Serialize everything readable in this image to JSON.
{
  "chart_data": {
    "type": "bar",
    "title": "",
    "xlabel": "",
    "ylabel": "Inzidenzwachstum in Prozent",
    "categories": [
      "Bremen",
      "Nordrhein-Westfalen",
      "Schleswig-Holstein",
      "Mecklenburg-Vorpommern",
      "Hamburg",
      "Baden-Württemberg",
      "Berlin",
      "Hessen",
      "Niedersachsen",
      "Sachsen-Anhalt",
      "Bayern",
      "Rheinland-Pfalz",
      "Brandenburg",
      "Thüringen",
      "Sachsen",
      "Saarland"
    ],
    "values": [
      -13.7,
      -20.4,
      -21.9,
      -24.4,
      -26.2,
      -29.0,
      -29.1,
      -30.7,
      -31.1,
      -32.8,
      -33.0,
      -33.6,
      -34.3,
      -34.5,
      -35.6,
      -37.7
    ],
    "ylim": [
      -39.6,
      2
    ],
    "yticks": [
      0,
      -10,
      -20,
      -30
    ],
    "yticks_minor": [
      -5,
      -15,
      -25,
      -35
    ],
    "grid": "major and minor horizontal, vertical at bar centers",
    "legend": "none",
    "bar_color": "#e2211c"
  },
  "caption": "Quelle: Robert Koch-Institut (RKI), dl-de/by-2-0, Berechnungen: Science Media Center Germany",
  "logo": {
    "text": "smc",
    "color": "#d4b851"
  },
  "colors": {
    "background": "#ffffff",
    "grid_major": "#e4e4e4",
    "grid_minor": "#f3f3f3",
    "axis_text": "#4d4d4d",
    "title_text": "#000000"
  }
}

=-=-=

Short problem: Please restate the data word for word, every record included.

Task answer:
Serialize everything readable in this image to JSON.
{
  "chart_data": {
    "type": "bar",
    "title": "",
    "xlabel": "",
    "ylabel": "Inzidenzwachstum in Prozent",
    "categories": [
      "Bremen",
      "Nordrhein-Westfalen",
      "Schleswig-Holstein",
      "Mecklenburg-Vorpommern",
      "Hamburg",
      "Baden-Württemberg",
      "Berlin",
      "Hessen",
      "Niedersachsen",
      "Sachsen-Anhalt",
      "Bayern",
      "Rheinland-Pfalz",
      "Brandenburg",
      "Thüringen",
      "Sachsen",
      "Saarland"
    ],
    "values": [
      -13.7,
      -20.4,
      -21.9,
      -24.4,
      -26.2,
      -29.0,
      -29.1,
      -30.7,
      -31.1,
      -32.8,
      -33.0,
      -33.6,
      -34.3,
      -34.5,
      -35.6,
      -37.7
    ],
    "ylim": [
      -39.6,
      2
    ],
    "yticks": [
      0,
      -10,
      -20,
      -30
    ],
    "yticks_minor": [
      -5,
      -15,
      -25,
      -35
    ],
    "grid": "major and minor horizontal, vertical at bar centers",
    "legend": "none",
    "bar_color": "#e2211c"
  },
  "caption": "Quelle: Robert Koch-Institut (RKI), dl-de/by-2-0, Berechnungen: Science Media Center Germany",
  "logo": {
    "text": "smc",
    "color": "#d4b851"
  },
  "colors": {
    "background": "#ffffff",
    "grid_major": "#e4e4e4",
    "grid_minor": "#f3f3f3",
    "axis_text": "#4d4d4d",
    "title_text": "#000000"
  }
}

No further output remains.